▶ Records supplied:
* * * * * * * * *

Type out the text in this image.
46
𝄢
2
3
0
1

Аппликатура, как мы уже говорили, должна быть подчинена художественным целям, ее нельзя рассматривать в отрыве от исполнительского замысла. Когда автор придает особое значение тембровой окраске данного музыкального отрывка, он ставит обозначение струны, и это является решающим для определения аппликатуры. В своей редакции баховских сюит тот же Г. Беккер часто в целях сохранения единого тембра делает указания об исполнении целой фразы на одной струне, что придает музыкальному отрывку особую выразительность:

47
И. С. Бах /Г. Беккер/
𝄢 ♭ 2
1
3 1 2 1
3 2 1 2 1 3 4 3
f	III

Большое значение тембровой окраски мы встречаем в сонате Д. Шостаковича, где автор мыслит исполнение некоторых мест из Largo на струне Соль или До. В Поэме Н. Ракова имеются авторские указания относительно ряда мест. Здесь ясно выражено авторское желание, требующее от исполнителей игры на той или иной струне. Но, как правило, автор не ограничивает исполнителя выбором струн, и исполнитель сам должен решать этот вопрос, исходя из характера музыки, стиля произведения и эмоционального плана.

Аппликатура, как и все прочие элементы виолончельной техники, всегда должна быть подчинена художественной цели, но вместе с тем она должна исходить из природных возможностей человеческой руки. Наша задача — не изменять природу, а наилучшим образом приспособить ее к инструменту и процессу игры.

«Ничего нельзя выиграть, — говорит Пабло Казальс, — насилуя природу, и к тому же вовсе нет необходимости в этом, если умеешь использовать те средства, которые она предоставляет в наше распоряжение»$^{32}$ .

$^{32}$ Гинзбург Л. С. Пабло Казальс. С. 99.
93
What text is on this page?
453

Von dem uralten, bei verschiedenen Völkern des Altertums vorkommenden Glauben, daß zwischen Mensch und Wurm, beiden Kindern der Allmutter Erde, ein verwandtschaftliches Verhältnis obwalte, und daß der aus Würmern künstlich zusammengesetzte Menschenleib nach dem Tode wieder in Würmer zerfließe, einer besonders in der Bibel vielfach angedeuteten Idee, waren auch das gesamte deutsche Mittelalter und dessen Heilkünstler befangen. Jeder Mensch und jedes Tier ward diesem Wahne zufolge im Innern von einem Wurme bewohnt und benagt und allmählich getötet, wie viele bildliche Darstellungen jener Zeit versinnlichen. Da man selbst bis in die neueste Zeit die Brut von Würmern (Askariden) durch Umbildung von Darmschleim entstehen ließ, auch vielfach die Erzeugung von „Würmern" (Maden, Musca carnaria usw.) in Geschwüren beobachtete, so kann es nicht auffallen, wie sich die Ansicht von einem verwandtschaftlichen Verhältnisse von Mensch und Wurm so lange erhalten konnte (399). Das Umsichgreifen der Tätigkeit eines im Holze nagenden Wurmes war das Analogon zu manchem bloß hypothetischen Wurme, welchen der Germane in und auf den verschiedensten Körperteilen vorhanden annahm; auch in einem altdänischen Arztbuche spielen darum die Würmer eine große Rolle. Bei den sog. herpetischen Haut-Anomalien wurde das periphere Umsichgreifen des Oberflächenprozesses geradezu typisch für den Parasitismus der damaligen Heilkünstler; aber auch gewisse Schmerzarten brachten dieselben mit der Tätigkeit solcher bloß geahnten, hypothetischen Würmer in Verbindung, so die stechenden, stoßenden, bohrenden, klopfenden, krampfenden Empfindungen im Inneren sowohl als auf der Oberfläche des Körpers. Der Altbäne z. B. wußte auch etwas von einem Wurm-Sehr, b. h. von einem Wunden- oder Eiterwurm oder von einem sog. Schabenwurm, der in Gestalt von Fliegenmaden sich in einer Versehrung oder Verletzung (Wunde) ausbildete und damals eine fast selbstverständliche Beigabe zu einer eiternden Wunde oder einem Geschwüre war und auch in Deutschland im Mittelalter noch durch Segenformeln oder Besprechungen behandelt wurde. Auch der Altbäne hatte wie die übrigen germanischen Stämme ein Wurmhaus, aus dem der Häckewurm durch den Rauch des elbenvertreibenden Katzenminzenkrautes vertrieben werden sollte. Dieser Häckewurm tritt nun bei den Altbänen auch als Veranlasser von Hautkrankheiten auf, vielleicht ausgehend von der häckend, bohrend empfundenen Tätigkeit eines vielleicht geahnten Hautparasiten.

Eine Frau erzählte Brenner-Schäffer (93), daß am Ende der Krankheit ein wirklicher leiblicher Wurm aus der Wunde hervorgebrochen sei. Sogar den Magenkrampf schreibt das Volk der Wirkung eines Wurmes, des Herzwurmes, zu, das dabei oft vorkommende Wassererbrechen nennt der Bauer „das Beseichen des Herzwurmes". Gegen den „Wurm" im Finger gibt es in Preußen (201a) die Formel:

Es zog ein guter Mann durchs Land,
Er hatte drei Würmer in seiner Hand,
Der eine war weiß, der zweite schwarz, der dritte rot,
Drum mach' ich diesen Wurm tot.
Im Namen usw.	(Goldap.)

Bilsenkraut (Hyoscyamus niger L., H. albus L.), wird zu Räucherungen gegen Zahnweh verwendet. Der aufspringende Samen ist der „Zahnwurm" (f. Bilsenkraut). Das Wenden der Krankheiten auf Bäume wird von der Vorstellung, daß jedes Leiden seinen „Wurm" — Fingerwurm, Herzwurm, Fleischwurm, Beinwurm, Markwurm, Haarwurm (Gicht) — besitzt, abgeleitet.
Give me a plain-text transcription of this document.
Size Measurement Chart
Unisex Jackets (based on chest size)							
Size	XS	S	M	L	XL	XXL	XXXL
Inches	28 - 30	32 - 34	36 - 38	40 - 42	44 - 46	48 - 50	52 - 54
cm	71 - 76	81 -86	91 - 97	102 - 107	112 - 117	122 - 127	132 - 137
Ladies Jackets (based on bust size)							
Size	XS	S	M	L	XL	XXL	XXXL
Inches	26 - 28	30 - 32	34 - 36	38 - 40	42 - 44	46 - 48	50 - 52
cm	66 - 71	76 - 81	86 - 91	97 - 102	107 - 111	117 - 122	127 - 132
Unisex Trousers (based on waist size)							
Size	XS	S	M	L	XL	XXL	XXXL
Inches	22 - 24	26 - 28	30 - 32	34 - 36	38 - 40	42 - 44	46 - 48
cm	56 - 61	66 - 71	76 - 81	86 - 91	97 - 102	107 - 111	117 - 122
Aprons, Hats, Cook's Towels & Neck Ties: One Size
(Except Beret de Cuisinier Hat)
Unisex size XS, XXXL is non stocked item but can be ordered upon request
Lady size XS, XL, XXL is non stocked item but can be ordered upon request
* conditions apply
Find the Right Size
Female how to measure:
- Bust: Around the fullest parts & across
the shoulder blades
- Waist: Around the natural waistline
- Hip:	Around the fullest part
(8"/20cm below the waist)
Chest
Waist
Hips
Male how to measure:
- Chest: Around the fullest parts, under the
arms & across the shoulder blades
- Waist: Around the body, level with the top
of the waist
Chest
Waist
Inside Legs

* * * * * * * * *

▶ Exercise instructions: Which lines hold the word "across"? Copy every one of them.

▶ Solution for this task:
- Bust: Around the fullest parts & across
arms & across the shoulder blades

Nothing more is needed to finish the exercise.